All lines featuring the string "structured" are to be listed.
....
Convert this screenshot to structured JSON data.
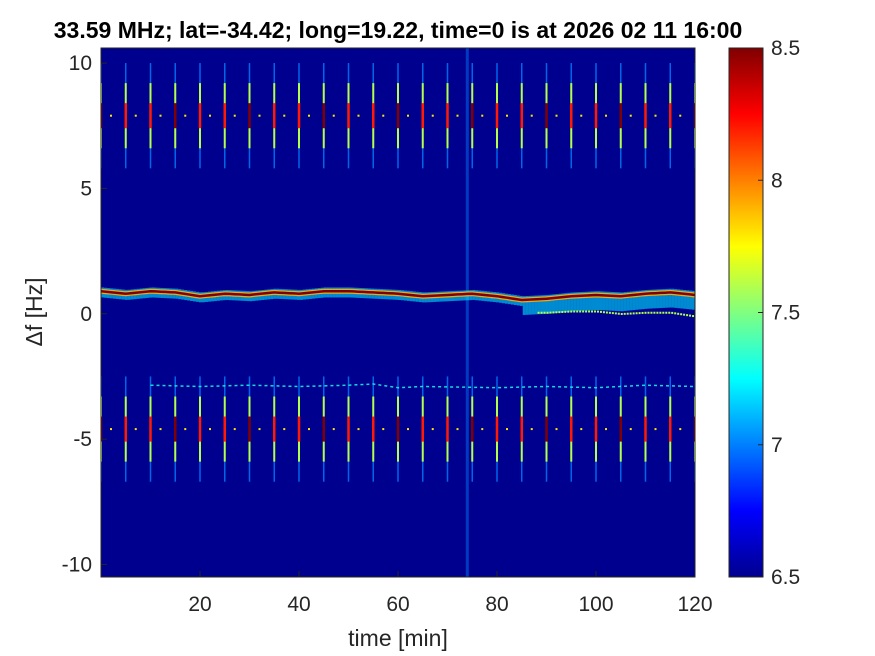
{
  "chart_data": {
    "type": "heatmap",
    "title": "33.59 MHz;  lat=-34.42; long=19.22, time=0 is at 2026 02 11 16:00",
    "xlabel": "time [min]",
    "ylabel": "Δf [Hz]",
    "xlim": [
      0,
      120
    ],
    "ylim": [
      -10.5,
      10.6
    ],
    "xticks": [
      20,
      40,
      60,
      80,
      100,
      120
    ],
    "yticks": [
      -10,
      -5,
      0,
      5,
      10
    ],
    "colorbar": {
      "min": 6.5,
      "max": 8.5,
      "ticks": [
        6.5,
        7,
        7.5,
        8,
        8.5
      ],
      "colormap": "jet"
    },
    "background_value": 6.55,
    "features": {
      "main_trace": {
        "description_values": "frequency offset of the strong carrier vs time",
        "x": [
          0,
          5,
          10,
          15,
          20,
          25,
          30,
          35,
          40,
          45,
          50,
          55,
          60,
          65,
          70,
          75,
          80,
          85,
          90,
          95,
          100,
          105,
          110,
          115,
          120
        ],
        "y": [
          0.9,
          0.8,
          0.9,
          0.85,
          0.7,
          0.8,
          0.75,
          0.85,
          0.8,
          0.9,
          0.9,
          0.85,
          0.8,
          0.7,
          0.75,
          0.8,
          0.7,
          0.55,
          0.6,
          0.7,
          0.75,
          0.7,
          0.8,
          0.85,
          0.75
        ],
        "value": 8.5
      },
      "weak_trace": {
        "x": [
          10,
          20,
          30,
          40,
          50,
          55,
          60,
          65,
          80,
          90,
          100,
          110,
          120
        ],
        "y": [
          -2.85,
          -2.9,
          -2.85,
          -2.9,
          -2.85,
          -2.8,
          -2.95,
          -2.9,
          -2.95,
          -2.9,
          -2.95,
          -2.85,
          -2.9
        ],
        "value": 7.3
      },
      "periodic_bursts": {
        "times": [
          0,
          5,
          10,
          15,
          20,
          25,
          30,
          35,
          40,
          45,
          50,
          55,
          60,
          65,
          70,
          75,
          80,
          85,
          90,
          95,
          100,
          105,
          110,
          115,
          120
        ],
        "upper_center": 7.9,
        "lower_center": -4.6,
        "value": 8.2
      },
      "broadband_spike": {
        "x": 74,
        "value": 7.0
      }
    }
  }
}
....
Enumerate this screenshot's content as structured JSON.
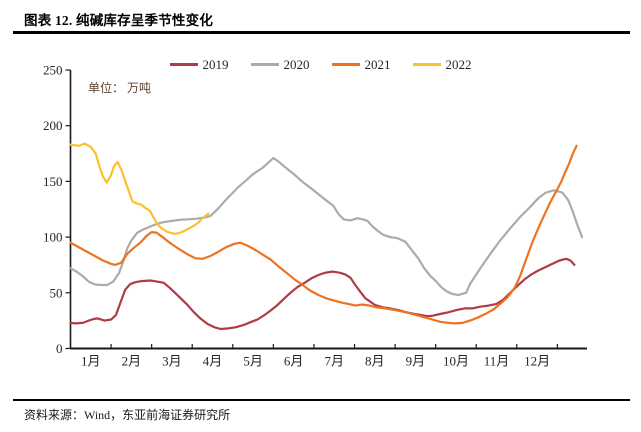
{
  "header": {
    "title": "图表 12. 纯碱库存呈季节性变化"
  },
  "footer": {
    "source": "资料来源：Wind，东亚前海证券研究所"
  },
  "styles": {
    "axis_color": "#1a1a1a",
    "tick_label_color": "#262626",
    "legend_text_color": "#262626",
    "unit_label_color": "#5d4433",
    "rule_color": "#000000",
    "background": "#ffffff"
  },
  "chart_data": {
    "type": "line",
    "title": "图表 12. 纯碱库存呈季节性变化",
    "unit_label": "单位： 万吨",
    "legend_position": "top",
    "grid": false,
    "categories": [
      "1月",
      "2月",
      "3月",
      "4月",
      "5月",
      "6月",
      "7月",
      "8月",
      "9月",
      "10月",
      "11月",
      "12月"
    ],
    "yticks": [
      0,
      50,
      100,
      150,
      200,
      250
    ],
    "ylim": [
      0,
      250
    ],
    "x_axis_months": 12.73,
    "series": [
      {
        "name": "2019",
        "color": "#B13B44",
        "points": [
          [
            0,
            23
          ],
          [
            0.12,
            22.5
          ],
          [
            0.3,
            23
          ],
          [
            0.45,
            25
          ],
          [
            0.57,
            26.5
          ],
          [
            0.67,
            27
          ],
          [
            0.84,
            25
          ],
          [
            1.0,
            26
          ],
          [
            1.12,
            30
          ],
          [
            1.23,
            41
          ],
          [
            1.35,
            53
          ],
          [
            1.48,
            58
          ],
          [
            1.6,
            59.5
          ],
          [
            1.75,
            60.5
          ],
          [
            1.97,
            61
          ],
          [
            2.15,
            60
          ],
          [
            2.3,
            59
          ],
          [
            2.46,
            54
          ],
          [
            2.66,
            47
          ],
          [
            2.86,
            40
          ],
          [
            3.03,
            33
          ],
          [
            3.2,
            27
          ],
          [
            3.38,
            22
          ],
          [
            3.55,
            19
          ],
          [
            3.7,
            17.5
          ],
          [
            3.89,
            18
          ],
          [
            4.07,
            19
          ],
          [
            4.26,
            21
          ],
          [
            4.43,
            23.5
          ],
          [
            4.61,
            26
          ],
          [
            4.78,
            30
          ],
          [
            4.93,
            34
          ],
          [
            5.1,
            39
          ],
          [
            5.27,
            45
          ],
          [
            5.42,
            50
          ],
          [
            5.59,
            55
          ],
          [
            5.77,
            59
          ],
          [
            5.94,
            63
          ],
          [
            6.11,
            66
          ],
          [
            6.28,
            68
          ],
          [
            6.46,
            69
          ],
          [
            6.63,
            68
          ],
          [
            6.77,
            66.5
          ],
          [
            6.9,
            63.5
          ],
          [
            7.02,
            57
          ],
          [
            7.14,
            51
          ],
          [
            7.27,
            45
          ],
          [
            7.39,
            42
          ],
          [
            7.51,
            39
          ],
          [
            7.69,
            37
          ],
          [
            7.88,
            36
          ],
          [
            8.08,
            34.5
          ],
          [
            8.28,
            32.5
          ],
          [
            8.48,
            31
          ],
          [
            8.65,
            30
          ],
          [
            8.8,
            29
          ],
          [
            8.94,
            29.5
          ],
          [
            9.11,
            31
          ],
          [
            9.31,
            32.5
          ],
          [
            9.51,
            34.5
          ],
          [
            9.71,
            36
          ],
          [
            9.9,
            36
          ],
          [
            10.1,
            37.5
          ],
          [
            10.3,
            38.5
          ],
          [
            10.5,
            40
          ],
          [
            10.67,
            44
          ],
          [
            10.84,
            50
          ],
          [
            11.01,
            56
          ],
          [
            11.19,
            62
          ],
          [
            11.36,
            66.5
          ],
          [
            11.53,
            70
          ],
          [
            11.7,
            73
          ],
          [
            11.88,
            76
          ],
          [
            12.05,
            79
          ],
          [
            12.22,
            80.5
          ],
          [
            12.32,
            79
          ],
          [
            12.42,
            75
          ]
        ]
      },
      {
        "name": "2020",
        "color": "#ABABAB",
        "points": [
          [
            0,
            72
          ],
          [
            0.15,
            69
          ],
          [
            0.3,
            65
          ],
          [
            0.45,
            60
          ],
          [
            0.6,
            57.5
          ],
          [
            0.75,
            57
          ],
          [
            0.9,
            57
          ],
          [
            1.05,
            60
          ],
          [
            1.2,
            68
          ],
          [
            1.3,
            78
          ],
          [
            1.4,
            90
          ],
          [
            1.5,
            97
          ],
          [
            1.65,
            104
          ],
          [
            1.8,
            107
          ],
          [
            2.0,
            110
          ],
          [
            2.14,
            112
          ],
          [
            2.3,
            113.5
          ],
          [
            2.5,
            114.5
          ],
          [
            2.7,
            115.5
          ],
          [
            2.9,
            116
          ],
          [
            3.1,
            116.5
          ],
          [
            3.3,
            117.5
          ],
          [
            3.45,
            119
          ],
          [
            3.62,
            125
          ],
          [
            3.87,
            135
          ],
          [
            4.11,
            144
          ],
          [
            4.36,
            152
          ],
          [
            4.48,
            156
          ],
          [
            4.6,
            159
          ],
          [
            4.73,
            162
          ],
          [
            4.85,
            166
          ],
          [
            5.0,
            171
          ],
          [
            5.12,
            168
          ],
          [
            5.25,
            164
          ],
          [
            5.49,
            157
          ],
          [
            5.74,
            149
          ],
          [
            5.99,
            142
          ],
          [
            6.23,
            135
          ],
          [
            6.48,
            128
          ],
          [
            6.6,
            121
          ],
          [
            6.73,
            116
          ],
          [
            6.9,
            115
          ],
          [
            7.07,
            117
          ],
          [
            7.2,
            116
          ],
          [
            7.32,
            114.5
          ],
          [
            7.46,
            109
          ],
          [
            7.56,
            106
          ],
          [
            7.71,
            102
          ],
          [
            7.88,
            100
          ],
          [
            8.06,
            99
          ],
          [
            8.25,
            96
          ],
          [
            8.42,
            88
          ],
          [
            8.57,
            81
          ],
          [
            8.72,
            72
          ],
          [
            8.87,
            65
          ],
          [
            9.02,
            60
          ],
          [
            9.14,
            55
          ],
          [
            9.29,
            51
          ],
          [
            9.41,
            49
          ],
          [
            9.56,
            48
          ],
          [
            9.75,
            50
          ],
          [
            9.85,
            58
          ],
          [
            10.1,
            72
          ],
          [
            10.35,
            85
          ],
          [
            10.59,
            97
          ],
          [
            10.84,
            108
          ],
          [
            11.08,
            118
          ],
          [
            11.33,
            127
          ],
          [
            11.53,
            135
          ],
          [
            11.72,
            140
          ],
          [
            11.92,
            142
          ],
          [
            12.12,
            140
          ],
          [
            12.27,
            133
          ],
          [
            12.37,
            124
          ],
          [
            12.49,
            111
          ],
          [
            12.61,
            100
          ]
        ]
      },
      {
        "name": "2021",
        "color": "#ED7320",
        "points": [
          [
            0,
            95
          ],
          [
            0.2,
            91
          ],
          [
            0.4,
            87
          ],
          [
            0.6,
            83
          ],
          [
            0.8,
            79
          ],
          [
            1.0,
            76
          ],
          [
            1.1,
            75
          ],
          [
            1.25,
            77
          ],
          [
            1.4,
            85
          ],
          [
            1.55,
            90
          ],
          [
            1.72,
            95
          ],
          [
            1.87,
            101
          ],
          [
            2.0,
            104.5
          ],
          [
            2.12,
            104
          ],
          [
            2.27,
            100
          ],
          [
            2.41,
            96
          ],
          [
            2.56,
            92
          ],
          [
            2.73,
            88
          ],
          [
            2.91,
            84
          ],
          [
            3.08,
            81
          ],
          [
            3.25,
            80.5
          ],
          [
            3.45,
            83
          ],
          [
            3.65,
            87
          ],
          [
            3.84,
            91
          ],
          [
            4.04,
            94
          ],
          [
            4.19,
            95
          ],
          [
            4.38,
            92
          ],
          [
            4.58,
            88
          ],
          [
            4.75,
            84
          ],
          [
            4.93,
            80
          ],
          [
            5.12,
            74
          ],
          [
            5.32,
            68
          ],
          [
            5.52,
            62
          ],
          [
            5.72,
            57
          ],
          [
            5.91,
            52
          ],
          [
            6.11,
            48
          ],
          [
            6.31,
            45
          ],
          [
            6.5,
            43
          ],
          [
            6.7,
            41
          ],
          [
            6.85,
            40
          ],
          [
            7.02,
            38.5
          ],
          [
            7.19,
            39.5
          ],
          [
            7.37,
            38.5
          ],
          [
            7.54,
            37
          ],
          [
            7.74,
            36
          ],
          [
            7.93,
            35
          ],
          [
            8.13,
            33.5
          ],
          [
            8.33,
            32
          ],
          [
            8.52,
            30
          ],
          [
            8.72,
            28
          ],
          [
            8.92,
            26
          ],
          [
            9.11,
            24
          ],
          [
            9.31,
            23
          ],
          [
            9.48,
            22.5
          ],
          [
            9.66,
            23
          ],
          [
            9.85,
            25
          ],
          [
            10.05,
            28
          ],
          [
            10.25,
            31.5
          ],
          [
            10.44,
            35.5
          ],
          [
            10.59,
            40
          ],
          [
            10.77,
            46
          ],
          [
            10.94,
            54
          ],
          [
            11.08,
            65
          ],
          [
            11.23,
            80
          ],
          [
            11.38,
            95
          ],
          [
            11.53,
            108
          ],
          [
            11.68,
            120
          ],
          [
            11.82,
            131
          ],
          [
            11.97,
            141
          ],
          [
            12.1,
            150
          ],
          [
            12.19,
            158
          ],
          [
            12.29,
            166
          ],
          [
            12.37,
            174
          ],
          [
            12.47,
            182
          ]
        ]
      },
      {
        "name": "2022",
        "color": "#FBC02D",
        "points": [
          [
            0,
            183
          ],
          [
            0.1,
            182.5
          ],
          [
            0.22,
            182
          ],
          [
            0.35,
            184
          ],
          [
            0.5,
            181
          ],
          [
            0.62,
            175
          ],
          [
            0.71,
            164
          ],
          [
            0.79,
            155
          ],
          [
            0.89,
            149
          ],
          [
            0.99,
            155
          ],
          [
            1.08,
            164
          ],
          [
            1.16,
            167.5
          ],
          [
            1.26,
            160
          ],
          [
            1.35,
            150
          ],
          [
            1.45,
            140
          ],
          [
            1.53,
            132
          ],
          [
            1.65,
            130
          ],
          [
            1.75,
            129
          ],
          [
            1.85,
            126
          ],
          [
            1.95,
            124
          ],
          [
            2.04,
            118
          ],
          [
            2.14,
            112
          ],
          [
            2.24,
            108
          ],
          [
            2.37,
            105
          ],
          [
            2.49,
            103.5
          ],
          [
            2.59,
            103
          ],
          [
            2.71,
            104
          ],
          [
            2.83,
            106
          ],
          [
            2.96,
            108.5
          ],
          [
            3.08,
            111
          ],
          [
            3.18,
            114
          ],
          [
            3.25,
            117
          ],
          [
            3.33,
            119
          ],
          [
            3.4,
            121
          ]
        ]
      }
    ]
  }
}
....
• [Output for this exercise]
Convert this screenshot to structured JSON data.
Enumerate this screenshot's content as structured JSON.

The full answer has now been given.